## Requirements
Quote the records that follow in full and exactly; leave out the pictures.

## Stored records
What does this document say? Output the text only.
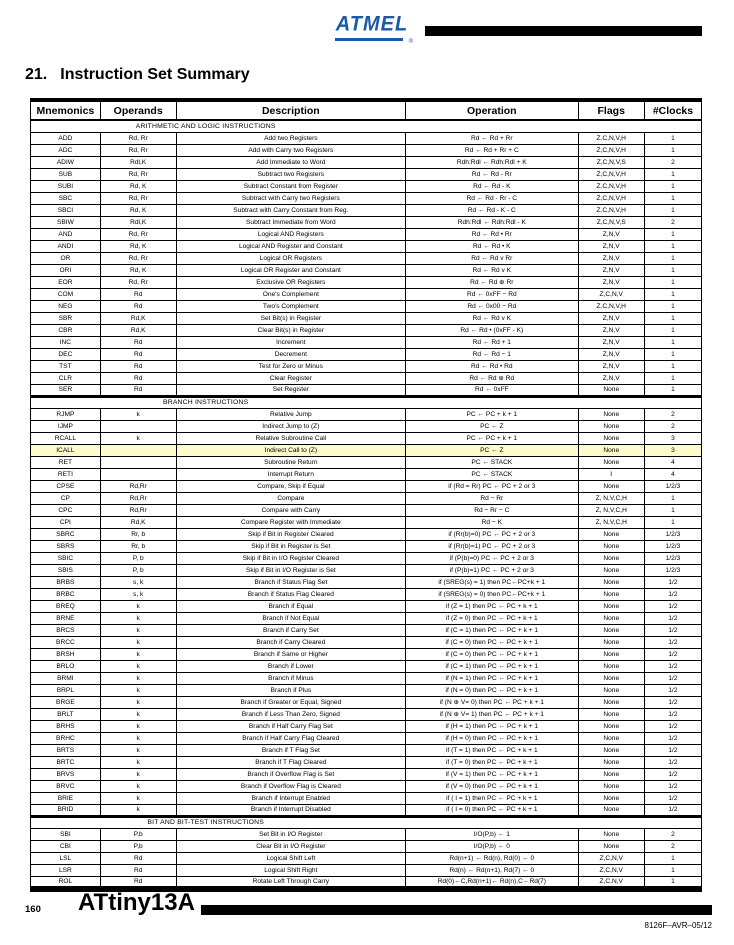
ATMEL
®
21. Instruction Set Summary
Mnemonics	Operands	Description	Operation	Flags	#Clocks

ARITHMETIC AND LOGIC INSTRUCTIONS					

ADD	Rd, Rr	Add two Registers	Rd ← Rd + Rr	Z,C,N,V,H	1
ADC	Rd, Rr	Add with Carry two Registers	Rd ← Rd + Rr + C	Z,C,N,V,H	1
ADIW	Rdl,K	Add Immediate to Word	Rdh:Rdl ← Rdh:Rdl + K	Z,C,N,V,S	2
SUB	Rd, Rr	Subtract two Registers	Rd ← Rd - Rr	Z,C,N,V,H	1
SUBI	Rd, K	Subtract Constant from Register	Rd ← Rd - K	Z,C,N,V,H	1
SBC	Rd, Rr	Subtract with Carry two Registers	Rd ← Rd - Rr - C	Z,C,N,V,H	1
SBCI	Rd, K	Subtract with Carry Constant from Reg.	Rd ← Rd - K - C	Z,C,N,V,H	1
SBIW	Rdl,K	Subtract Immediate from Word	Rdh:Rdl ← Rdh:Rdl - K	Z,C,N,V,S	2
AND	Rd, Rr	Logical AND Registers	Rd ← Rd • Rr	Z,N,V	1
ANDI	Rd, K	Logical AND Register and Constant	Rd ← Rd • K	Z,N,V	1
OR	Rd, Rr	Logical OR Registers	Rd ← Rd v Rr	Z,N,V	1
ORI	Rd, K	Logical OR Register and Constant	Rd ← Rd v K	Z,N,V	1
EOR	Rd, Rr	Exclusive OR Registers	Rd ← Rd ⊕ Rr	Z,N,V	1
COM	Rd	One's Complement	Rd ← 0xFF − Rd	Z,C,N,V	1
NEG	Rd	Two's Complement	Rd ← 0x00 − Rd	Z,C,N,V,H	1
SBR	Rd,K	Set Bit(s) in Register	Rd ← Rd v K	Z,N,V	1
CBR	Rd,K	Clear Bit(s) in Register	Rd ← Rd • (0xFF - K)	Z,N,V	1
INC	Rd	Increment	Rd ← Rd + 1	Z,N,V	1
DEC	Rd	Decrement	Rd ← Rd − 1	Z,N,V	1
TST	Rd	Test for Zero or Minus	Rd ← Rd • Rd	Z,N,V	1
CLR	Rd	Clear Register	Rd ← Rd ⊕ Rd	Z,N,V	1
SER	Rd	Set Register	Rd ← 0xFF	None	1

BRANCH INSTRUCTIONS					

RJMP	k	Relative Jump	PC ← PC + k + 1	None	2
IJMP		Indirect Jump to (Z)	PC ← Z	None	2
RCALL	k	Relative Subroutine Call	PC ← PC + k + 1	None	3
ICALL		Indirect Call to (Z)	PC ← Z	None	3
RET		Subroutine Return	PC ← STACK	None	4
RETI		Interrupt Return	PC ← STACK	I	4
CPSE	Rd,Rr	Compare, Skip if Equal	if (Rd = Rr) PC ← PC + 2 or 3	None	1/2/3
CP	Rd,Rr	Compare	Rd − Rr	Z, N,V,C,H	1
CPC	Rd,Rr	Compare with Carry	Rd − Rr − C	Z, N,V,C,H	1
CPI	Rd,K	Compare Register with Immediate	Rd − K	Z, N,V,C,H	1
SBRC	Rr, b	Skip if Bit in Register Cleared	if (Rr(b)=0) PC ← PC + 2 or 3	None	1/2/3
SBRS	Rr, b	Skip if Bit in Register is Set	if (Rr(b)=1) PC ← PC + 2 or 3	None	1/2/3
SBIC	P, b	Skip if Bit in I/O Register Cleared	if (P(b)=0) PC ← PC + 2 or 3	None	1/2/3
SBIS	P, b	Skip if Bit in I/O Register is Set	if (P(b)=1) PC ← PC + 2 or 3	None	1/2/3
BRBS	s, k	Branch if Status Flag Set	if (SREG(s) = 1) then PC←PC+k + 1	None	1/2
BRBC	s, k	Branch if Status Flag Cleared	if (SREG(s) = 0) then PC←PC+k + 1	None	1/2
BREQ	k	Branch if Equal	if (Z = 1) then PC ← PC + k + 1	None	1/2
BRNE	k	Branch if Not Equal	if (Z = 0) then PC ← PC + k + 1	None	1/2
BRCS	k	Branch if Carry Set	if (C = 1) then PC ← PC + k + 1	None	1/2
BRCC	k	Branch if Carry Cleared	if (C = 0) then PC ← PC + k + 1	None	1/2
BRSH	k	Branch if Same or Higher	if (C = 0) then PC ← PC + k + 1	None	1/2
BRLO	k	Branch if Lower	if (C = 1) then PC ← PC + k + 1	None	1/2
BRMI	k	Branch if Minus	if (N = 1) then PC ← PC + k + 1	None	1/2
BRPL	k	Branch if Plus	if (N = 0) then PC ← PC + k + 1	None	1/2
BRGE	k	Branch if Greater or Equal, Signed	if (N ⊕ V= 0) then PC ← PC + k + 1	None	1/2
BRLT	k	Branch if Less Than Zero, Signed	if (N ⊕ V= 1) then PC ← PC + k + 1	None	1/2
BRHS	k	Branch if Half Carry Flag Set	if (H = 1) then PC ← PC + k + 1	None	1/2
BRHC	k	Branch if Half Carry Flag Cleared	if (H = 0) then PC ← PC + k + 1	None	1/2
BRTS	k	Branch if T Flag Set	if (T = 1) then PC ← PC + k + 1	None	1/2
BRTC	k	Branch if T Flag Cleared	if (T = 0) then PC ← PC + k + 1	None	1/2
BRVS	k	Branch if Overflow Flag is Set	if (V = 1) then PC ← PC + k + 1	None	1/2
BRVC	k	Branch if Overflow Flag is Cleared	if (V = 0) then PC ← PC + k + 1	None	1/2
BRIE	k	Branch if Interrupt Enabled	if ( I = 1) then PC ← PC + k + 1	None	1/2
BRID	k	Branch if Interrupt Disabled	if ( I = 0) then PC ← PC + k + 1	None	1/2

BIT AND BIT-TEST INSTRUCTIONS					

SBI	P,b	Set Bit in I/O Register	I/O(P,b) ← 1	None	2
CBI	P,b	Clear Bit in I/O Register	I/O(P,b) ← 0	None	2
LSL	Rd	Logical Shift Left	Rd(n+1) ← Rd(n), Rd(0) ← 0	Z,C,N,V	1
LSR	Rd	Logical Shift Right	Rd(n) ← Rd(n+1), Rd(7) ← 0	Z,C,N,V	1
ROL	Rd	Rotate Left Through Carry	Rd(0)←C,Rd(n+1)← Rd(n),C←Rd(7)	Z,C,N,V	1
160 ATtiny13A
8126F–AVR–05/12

## Result below
What does this document say? Output the text only.
ATMEL
®
21. Instruction Set Summary
Mnemonics	Operands	Description	Operation	Flags	#Clocks

ARITHMETIC AND LOGIC INSTRUCTIONS					

ADD	Rd, Rr	Add two Registers	Rd ← Rd + Rr	Z,C,N,V,H	1
ADC	Rd, Rr	Add with Carry two Registers	Rd ← Rd + Rr + C	Z,C,N,V,H	1
ADIW	Rdl,K	Add Immediate to Word	Rdh:Rdl ← Rdh:Rdl + K	Z,C,N,V,S	2
SUB	Rd, Rr	Subtract two Registers	Rd ← Rd - Rr	Z,C,N,V,H	1
SUBI	Rd, K	Subtract Constant from Register	Rd ← Rd - K	Z,C,N,V,H	1
SBC	Rd, Rr	Subtract with Carry two Registers	Rd ← Rd - Rr - C	Z,C,N,V,H	1
SBCI	Rd, K	Subtract with Carry Constant from Reg.	Rd ← Rd - K - C	Z,C,N,V,H	1
SBIW	Rdl,K	Subtract Immediate from Word	Rdh:Rdl ← Rdh:Rdl - K	Z,C,N,V,S	2
AND	Rd, Rr	Logical AND Registers	Rd ← Rd • Rr	Z,N,V	1
ANDI	Rd, K	Logical AND Register and Constant	Rd ← Rd • K	Z,N,V	1
OR	Rd, Rr	Logical OR Registers	Rd ← Rd v Rr	Z,N,V	1
ORI	Rd, K	Logical OR Register and Constant	Rd ← Rd v K	Z,N,V	1
EOR	Rd, Rr	Exclusive OR Registers	Rd ← Rd ⊕ Rr	Z,N,V	1
COM	Rd	One's Complement	Rd ← 0xFF − Rd	Z,C,N,V	1
NEG	Rd	Two's Complement	Rd ← 0x00 − Rd	Z,C,N,V,H	1
SBR	Rd,K	Set Bit(s) in Register	Rd ← Rd v K	Z,N,V	1
CBR	Rd,K	Clear Bit(s) in Register	Rd ← Rd • (0xFF - K)	Z,N,V	1
INC	Rd	Increment	Rd ← Rd + 1	Z,N,V	1
DEC	Rd	Decrement	Rd ← Rd − 1	Z,N,V	1
TST	Rd	Test for Zero or Minus	Rd ← Rd • Rd	Z,N,V	1
CLR	Rd	Clear Register	Rd ← Rd ⊕ Rd	Z,N,V	1
SER	Rd	Set Register	Rd ← 0xFF	None	1

BRANCH INSTRUCTIONS					

RJMP	k	Relative Jump	PC ← PC + k + 1	None	2
IJMP		Indirect Jump to (Z)	PC ← Z	None	2
RCALL	k	Relative Subroutine Call	PC ← PC + k + 1	None	3
ICALL		Indirect Call to (Z)	PC ← Z	None	3
RET		Subroutine Return	PC ← STACK	None	4
RETI		Interrupt Return	PC ← STACK	I	4
CPSE	Rd,Rr	Compare, Skip if Equal	if (Rd = Rr) PC ← PC + 2 or 3	None	1/2/3
CP	Rd,Rr	Compare	Rd − Rr	Z, N,V,C,H	1
CPC	Rd,Rr	Compare with Carry	Rd − Rr − C	Z, N,V,C,H	1
CPI	Rd,K	Compare Register with Immediate	Rd − K	Z, N,V,C,H	1
SBRC	Rr, b	Skip if Bit in Register Cleared	if (Rr(b)=0) PC ← PC + 2 or 3	None	1/2/3
SBRS	Rr, b	Skip if Bit in Register is Set	if (Rr(b)=1) PC ← PC + 2 or 3	None	1/2/3
SBIC	P, b	Skip if Bit in I/O Register Cleared	if (P(b)=0) PC ← PC + 2 or 3	None	1/2/3
SBIS	P, b	Skip if Bit in I/O Register is Set	if (P(b)=1) PC ← PC + 2 or 3	None	1/2/3
BRBS	s, k	Branch if Status Flag Set	if (SREG(s) = 1) then PC←PC+k + 1	None	1/2
BRBC	s, k	Branch if Status Flag Cleared	if (SREG(s) = 0) then PC←PC+k + 1	None	1/2
BREQ	k	Branch if Equal	if (Z = 1) then PC ← PC + k + 1	None	1/2
BRNE	k	Branch if Not Equal	if (Z = 0) then PC ← PC + k + 1	None	1/2
BRCS	k	Branch if Carry Set	if (C = 1) then PC ← PC + k + 1	None	1/2
BRCC	k	Branch if Carry Cleared	if (C = 0) then PC ← PC + k + 1	None	1/2
BRSH	k	Branch if Same or Higher	if (C = 0) then PC ← PC + k + 1	None	1/2
BRLO	k	Branch if Lower	if (C = 1) then PC ← PC + k + 1	None	1/2
BRMI	k	Branch if Minus	if (N = 1) then PC ← PC + k + 1	None	1/2
BRPL	k	Branch if Plus	if (N = 0) then PC ← PC + k + 1	None	1/2
BRGE	k	Branch if Greater or Equal, Signed	if (N ⊕ V= 0) then PC ← PC + k + 1	None	1/2
BRLT	k	Branch if Less Than Zero, Signed	if (N ⊕ V= 1) then PC ← PC + k + 1	None	1/2
BRHS	k	Branch if Half Carry Flag Set	if (H = 1) then PC ← PC + k + 1	None	1/2
BRHC	k	Branch if Half Carry Flag Cleared	if (H = 0) then PC ← PC + k + 1	None	1/2
BRTS	k	Branch if T Flag Set	if (T = 1) then PC ← PC + k + 1	None	1/2
BRTC	k	Branch if T Flag Cleared	if (T = 0) then PC ← PC + k + 1	None	1/2
BRVS	k	Branch if Overflow Flag is Set	if (V = 1) then PC ← PC + k + 1	None	1/2
BRVC	k	Branch if Overflow Flag is Cleared	if (V = 0) then PC ← PC + k + 1	None	1/2
BRIE	k	Branch if Interrupt Enabled	if ( I = 1) then PC ← PC + k + 1	None	1/2
BRID	k	Branch if Interrupt Disabled	if ( I = 0) then PC ← PC + k + 1	None	1/2

BIT AND BIT-TEST INSTRUCTIONS					

SBI	P,b	Set Bit in I/O Register	I/O(P,b) ← 1	None	2
CBI	P,b	Clear Bit in I/O Register	I/O(P,b) ← 0	None	2
LSL	Rd	Logical Shift Left	Rd(n+1) ← Rd(n), Rd(0) ← 0	Z,C,N,V	1
LSR	Rd	Logical Shift Right	Rd(n) ← Rd(n+1), Rd(7) ← 0	Z,C,N,V	1
ROL	Rd	Rotate Left Through Carry	Rd(0)←C,Rd(n+1)← Rd(n),C←Rd(7)	Z,C,N,V	1
160 ATtiny13A
8126F–AVR–05/12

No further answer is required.